Chaos in Illinois: Pritzker Failed to Regulate, Speaker Accused of Accepting Corporate Utility Bribes
As previously reported by Caracal Reports, utility protections in Illinois and other states were not extended quickly enough, and utility terminations resumed last month. Meanwhile, Illinois’ Democratic Governor J.B. Pritzker stood idly by while ignoring repeated calls from activists and other members of the Democratic party who were concerned about an impending crisis.
Pritzker’s refusal to take government action to regulate corporate utility companies led to shutoffs for some Illinois residents under hardships related to the pandemic.
At a Sept. 18 press conference, Pritzker said of the utility companies, “It is my intention to continue to lean on them to do the right thing. I must say, though, that many of them have stepped forward to do the right thing on their own.”
Pritzker left the conference after he was directly asked if he would prevent utility terminations. After that, people in the crowd began to chant, “No utility shutoffs.”
In other states, governors enacted mandatory moratoriums on utilities and left the companies without any choice. On Sept. 22, a state regulated, voluntary utility moratorium was finally enacted through March 2021 for “eligible customers” in Illinois.

▶ **EXCERPTED RECORDS**
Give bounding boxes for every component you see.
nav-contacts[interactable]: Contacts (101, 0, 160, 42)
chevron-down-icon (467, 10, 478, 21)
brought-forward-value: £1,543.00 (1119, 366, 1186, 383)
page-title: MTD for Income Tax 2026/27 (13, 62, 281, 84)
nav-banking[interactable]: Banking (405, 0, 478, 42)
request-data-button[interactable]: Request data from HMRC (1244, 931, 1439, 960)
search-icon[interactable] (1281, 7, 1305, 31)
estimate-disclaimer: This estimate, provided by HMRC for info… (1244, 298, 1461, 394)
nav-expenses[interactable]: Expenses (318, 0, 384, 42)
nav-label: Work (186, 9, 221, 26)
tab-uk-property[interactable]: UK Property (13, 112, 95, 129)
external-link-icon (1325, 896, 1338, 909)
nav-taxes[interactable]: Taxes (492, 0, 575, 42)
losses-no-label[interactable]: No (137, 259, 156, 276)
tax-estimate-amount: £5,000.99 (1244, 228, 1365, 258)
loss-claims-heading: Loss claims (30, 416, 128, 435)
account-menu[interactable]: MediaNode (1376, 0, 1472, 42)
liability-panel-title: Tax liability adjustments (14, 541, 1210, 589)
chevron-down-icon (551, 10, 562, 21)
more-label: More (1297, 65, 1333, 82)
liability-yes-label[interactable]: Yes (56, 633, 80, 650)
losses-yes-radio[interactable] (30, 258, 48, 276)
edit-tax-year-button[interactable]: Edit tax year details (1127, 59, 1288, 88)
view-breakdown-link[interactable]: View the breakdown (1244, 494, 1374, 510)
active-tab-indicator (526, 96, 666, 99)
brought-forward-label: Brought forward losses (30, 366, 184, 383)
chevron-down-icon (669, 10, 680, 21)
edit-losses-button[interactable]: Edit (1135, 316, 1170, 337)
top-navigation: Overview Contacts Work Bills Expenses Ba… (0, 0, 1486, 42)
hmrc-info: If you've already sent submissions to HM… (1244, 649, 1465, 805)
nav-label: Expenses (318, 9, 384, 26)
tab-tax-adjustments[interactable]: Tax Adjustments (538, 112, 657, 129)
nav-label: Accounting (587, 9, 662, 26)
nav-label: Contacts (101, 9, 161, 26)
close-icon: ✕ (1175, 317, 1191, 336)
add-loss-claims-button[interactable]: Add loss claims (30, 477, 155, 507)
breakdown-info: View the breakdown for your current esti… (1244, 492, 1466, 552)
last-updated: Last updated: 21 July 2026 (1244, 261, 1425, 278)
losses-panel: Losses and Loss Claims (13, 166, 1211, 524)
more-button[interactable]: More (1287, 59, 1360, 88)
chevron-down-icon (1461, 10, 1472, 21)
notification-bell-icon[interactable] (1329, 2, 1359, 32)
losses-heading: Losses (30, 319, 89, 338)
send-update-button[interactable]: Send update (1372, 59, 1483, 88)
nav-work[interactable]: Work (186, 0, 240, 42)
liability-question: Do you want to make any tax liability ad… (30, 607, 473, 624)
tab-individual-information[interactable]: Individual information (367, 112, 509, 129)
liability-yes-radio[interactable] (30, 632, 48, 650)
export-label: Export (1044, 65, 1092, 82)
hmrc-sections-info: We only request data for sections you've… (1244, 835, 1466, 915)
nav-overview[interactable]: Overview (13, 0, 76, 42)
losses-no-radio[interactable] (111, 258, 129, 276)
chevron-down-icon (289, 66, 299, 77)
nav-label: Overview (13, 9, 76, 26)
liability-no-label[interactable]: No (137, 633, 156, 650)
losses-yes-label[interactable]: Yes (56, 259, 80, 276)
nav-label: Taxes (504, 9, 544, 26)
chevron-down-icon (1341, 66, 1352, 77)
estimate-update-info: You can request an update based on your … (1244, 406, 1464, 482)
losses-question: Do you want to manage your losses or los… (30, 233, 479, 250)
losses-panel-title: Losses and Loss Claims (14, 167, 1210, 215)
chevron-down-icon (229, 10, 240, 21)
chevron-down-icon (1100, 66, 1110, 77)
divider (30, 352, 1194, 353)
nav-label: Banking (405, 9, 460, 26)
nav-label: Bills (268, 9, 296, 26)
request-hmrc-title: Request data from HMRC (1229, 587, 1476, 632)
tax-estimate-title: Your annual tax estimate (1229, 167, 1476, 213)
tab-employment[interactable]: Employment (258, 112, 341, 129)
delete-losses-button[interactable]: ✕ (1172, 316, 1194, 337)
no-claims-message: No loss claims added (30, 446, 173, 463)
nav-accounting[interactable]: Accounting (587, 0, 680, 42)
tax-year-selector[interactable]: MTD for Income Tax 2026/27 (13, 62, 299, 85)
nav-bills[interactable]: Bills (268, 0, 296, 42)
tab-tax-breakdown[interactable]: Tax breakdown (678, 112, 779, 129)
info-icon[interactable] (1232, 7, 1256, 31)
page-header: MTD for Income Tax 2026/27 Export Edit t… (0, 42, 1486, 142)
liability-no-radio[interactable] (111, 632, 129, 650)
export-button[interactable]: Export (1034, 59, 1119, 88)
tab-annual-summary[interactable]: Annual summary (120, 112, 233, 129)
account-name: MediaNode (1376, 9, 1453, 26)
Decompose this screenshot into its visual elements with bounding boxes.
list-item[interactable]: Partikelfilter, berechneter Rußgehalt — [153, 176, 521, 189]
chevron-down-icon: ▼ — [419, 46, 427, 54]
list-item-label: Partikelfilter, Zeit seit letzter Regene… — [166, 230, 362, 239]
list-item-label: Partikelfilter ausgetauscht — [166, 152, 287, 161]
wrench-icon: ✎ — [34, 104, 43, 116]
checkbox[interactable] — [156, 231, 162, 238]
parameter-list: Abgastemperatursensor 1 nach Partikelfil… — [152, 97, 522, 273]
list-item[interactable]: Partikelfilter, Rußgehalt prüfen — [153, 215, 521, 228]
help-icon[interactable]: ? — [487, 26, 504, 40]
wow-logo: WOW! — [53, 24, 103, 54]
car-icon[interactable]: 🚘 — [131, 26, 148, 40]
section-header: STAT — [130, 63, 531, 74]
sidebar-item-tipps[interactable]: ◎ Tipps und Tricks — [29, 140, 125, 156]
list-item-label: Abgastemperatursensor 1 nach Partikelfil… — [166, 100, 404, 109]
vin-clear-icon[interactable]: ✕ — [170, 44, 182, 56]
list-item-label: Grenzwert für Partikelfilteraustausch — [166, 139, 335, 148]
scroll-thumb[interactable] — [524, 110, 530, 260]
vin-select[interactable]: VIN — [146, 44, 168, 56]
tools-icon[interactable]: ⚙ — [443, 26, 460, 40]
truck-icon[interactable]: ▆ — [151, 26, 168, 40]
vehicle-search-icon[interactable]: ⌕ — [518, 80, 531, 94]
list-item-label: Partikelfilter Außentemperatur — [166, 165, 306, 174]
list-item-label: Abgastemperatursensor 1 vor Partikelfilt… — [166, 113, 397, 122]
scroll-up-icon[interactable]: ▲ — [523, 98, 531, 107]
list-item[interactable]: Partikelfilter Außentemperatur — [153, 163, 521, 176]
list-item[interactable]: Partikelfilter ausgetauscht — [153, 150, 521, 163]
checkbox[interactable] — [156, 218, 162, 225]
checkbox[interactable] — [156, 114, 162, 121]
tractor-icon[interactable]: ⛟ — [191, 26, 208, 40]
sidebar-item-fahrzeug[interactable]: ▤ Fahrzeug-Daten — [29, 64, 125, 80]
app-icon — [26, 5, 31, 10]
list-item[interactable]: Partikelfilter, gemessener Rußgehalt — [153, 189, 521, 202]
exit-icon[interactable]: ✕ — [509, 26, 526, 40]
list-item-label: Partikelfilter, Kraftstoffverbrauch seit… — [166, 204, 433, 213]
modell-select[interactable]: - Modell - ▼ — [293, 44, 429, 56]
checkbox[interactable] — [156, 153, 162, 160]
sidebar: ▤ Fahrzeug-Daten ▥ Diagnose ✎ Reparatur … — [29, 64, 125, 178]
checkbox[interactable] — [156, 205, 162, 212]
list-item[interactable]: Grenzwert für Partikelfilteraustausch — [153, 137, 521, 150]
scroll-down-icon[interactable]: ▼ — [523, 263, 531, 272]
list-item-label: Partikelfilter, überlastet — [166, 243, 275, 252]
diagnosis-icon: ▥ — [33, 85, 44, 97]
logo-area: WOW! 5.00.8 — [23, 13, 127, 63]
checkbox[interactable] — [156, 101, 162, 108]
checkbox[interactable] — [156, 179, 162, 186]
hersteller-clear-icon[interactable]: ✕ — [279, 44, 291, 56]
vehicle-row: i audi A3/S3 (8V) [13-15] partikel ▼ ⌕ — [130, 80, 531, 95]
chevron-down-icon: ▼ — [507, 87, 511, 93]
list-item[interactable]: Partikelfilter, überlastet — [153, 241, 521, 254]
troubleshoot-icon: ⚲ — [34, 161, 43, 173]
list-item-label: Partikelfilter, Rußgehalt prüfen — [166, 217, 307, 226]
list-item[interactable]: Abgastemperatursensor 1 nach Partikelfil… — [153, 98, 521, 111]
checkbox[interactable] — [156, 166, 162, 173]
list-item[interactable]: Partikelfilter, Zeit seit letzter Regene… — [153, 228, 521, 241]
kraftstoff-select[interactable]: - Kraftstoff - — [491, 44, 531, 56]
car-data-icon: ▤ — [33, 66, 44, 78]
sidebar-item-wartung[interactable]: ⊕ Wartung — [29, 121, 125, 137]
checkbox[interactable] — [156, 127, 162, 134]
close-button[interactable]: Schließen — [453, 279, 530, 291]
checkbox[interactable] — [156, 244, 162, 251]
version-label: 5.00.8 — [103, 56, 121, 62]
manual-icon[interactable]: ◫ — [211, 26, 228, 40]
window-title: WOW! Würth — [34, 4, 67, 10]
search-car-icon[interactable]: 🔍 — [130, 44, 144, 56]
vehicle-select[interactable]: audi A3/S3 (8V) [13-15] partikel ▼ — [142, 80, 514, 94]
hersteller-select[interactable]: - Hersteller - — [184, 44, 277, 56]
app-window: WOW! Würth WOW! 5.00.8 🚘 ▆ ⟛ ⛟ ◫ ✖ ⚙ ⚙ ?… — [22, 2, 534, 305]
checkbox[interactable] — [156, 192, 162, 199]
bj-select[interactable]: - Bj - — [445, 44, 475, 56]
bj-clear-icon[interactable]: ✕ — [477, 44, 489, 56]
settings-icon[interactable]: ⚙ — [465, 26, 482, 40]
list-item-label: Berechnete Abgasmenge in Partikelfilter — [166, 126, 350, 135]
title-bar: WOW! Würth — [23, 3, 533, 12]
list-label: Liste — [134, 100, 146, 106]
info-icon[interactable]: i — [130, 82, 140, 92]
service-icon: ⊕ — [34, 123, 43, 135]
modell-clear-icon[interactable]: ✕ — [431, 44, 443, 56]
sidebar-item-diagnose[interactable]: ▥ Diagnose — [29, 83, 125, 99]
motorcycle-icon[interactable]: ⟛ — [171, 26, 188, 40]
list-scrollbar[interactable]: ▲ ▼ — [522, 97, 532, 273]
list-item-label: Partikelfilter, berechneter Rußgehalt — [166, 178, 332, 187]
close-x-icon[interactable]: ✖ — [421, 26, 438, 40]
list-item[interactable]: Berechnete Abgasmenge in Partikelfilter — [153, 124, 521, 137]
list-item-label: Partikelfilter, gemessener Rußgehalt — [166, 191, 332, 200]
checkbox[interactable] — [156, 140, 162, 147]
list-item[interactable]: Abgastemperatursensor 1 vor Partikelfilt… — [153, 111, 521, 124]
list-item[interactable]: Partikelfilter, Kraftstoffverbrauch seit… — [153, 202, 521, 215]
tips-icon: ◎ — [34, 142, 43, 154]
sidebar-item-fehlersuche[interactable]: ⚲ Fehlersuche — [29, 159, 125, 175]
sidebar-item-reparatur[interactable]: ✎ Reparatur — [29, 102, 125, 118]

▶ **SET OF TASKS**
[A] Decide whether each statement agrees with the article on Illinois utility shutoffs, answering yes or no and quoting the words from the article that settle it. (i) Pritzker spoke at a press conference held on Sept. 18. (ii) Pritzker stayed at the conference after being asked whether he would prevent utility terminations. (iii) The Illinois moratorium enacted on Sept. 22 was mandatory.
[B] Transcribe everything in the article on Illinois utility shutoffs from "Chaos in Illinois: Pritzker" down to "to the pandemic.".
The records come from a different source than the article on Illinois utility shutoffs.

▶ **EXERCISE ANSWERS**
[A]
(i) Yes: "At a Sept. 18 press conference"
(ii) No: "Pritzker left the conference after he was directly asked if he would prevent utility terminations."
(iii) No: "a state regulated, voluntary utility moratorium was finally enacted through March 2021"

[B]
Chaos in Illinois: Pritzker Failed to Regulate, Speaker Accused of Accepting Corporate Utility Bribes
As previously reported by Caracal Reports, utility protections in Illinois and other states were not extended quickly enough, and utility terminations resumed last month. Meanwhile, Illinois’ Democratic Governor J.B. Pritzker stood idly by while ignoring repeated calls from activists and other members of the Democratic party who were concerned about an impending crisis.
Pritzker’s refusal to take government action to regulate corporate utility companies led to shutoffs for some Illinois residents under hardships related to the pandemic.